## begin Dataset rows

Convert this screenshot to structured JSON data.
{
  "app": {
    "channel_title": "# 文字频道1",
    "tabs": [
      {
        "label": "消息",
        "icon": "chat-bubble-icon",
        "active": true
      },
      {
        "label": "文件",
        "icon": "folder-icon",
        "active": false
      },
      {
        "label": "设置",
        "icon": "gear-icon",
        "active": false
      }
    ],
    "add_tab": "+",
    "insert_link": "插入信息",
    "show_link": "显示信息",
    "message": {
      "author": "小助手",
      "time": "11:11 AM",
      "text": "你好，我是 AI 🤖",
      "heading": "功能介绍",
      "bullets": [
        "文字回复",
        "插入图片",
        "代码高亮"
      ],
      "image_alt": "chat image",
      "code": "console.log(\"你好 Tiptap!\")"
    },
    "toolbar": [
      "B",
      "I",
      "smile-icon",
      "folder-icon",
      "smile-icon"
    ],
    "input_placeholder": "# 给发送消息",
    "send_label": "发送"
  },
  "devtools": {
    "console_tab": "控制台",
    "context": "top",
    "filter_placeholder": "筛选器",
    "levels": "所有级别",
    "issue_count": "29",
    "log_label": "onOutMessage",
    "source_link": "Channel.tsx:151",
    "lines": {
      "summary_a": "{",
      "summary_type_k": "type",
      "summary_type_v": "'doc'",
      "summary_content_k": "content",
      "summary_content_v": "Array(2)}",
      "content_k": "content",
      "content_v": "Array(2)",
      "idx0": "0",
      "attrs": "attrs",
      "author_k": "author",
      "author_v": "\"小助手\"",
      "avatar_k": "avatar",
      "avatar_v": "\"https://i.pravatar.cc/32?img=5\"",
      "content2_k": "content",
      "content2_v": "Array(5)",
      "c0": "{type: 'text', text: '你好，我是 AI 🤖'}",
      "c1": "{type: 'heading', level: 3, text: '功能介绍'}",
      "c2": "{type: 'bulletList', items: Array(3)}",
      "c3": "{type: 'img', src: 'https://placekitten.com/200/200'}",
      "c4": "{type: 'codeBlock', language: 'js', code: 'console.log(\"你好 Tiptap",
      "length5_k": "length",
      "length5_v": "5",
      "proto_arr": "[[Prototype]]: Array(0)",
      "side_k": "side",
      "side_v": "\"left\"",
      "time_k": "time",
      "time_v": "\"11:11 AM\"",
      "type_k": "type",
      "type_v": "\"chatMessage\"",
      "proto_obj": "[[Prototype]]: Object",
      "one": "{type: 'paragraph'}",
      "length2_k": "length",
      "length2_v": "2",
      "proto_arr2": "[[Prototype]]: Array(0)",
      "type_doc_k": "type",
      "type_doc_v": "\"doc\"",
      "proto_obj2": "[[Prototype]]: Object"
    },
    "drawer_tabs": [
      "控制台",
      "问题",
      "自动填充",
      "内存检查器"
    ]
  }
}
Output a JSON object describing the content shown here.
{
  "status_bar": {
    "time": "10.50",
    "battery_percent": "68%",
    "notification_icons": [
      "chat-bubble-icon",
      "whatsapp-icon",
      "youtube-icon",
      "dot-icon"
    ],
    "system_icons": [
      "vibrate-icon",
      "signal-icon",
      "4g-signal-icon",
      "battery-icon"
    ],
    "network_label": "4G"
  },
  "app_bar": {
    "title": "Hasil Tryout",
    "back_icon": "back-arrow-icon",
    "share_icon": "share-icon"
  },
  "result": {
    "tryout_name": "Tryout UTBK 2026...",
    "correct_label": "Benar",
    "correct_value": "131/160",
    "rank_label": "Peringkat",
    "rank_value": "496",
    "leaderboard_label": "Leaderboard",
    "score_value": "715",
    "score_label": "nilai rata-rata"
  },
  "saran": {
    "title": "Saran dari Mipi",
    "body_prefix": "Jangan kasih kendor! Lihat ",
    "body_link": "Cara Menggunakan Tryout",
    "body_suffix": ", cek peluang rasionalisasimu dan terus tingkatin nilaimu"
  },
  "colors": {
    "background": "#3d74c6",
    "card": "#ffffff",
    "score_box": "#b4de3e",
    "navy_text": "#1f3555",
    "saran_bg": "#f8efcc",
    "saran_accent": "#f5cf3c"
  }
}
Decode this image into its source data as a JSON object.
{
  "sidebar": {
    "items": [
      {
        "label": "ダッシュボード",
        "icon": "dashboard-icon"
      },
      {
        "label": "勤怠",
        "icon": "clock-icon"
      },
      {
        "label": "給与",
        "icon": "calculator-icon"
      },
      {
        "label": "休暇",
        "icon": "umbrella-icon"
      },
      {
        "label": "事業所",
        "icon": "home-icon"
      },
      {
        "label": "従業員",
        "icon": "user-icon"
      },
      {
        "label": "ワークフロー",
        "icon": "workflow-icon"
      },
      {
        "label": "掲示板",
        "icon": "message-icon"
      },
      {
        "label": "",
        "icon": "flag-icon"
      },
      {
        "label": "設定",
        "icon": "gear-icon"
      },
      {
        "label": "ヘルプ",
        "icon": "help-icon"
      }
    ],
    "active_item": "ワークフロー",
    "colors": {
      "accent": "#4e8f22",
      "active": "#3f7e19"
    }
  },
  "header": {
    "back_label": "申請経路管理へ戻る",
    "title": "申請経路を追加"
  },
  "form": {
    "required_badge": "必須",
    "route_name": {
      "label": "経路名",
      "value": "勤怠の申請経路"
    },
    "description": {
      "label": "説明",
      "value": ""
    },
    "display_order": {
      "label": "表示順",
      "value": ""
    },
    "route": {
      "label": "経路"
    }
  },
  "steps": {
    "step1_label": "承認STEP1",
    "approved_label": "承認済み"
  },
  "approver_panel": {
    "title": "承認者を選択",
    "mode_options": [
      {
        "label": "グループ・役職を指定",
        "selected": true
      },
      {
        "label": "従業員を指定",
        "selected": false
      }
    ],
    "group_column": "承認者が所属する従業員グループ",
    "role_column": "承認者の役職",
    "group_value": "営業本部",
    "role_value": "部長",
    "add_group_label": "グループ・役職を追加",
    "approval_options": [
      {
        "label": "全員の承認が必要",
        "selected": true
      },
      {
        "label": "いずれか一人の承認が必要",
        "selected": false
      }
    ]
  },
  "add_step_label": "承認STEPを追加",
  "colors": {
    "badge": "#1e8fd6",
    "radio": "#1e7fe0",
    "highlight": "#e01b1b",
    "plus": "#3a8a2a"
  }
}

## end Dataset rows

▶ _Task goal_
Reproduce each line verbatim.

▶ _Result for this exercise_
Convert this screenshot to structured JSON data.
{
  "app": {
    "channel_title": "# 文字频道1",
    "tabs": [
      {
        "label": "消息",
        "icon": "chat-bubble-icon",
        "active": true
      },
      {
        "label": "文件",
        "icon": "folder-icon",
        "active": false
      },
      {
        "label": "设置",
        "icon": "gear-icon",
        "active": false
      }
    ],
    "add_tab": "+",
    "insert_link": "插入信息",
    "show_link": "显示信息",
    "message": {
      "author": "小助手",
      "time": "11:11 AM",
      "text": "你好，我是 AI 🤖",
      "heading": "功能介绍",
      "bullets": [
        "文字回复",
        "插入图片",
        "代码高亮"
      ],
      "image_alt": "chat image",
      "code": "console.log(\"你好 Tiptap!\")"
    },
    "toolbar": [
      "B",
      "I",
      "smile-icon",
      "folder-icon",
      "smile-icon"
    ],
    "input_placeholder": "# 给发送消息",
    "send_label": "发送"
  },
  "devtools": {
    "console_tab": "控制台",
    "context": "top",
    "filter_placeholder": "筛选器",
    "levels": "所有级别",
    "issue_count": "29",
    "log_label": "onOutMessage",
    "source_link": "Channel.tsx:151",
    "lines": {
      "summary_a": "{",
      "summary_type_k": "type",
      "summary_type_v": "'doc'",
      "summary_content_k": "content",
      "summary_content_v": "Array(2)}",
      "content_k": "content",
      "content_v": "Array(2)",
      "idx0": "0",
      "attrs": "attrs",
      "author_k": "author",
      "author_v": "\"小助手\"",
      "avatar_k": "avatar",
      "avatar_v": "\"https://i.pravatar.cc/32?img=5\"",
      "content2_k": "content",
      "content2_v": "Array(5)",
      "c0": "{type: 'text', text: '你好，我是 AI 🤖'}",
      "c1": "{type: 'heading', level: 3, text: '功能介绍'}",
      "c2": "{type: 'bulletList', items: Array(3)}",
      "c3": "{type: 'img', src: 'https://placekitten.com/200/200'}",
      "c4": "{type: 'codeBlock', language: 'js', code: 'console.log(\"你好 Tiptap",
      "length5_k": "length",
      "length5_v": "5",
      "proto_arr": "[[Prototype]]: Array(0)",
      "side_k": "side",
      "side_v": "\"left\"",
      "time_k": "time",
      "time_v": "\"11:11 AM\"",
      "type_k": "type",
      "type_v": "\"chatMessage\"",
      "proto_obj": "[[Prototype]]: Object",
      "one": "{type: 'paragraph'}",
      "length2_k": "length",
      "length2_v": "2",
      "proto_arr2": "[[Prototype]]: Array(0)",
      "type_doc_k": "type",
      "type_doc_v": "\"doc\"",
      "proto_obj2": "[[Prototype]]: Object"
    },
    "drawer_tabs": [
      "控制台",
      "问题",
      "自动填充",
      "内存检查器"
    ]
  }
}
Output a JSON object describing the content shown here.
{
  "status_bar": {
    "time": "10.50",
    "battery_percent": "68%",
    "notification_icons": [
      "chat-bubble-icon",
      "whatsapp-icon",
      "youtube-icon",
      "dot-icon"
    ],
    "system_icons": [
      "vibrate-icon",
      "signal-icon",
      "4g-signal-icon",
      "battery-icon"
    ],
    "network_label": "4G"
  },
  "app_bar": {
    "title": "Hasil Tryout",
    "back_icon": "back-arrow-icon",
    "share_icon": "share-icon"
  },
  "result": {
    "tryout_name": "Tryout UTBK 2026...",
    "correct_label": "Benar",
    "correct_value": "131/160",
    "rank_label": "Peringkat",
    "rank_value": "496",
    "leaderboard_label": "Leaderboard",
    "score_value": "715",
    "score_label": "nilai rata-rata"
  },
  "saran": {
    "title": "Saran dari Mipi",
    "body_prefix": "Jangan kasih kendor! Lihat ",
    "body_link": "Cara Menggunakan Tryout",
    "body_suffix": ", cek peluang rasionalisasimu dan terus tingkatin nilaimu"
  },
  "colors": {
    "background": "#3d74c6",
    "card": "#ffffff",
    "score_box": "#b4de3e",
    "navy_text": "#1f3555",
    "saran_bg": "#f8efcc",
    "saran_accent": "#f5cf3c"
  }
}
Decode this image into its source data as a JSON object.
{
  "sidebar": {
    "items": [
      {
        "label": "ダッシュボード",
        "icon": "dashboard-icon"
      },
      {
        "label": "勤怠",
        "icon": "clock-icon"
      },
      {
        "label": "給与",
        "icon": "calculator-icon"
      },
      {
        "label": "休暇",
        "icon": "umbrella-icon"
      },
      {
        "label": "事業所",
        "icon": "home-icon"
      },
      {
        "label": "従業員",
        "icon": "user-icon"
      },
      {
        "label": "ワークフロー",
        "icon": "workflow-icon"
      },
      {
        "label": "掲示板",
        "icon": "message-icon"
      },
      {
        "label": "",
        "icon": "flag-icon"
      },
      {
        "label": "設定",
        "icon": "gear-icon"
      },
      {
        "label": "ヘルプ",
        "icon": "help-icon"
      }
    ],
    "active_item": "ワークフロー",
    "colors": {
      "accent": "#4e8f22",
      "active": "#3f7e19"
    }
  },
  "header": {
    "back_label": "申請経路管理へ戻る",
    "title": "申請経路を追加"
  },
  "form": {
    "required_badge": "必須",
    "route_name": {
      "label": "経路名",
      "value": "勤怠の申請経路"
    },
    "description": {
      "label": "説明",
      "value": ""
    },
    "display_order": {
      "label": "表示順",
      "value": ""
    },
    "route": {
      "label": "経路"
    }
  },
  "steps": {
    "step1_label": "承認STEP1",
    "approved_label": "承認済み"
  },
  "approver_panel": {
    "title": "承認者を選択",
    "mode_options": [
      {
        "label": "グループ・役職を指定",
        "selected": true
      },
      {
        "label": "従業員を指定",
        "selected": false
      }
    ],
    "group_column": "承認者が所属する従業員グループ",
    "role_column": "承認者の役職",
    "group_value": "営業本部",
    "role_value": "部長",
    "add_group_label": "グループ・役職を追加",
    "approval_options": [
      {
        "label": "全員の承認が必要",
        "selected": true
      },
      {
        "label": "いずれか一人の承認が必要",
        "selected": false
      }
    ]
  },
  "add_step_label": "承認STEPを追加",
  "colors": {
    "badge": "#1e8fd6",
    "radio": "#1e7fe0",
    "highlight": "#e01b1b",
    "plus": "#3a8a2a"
  }
}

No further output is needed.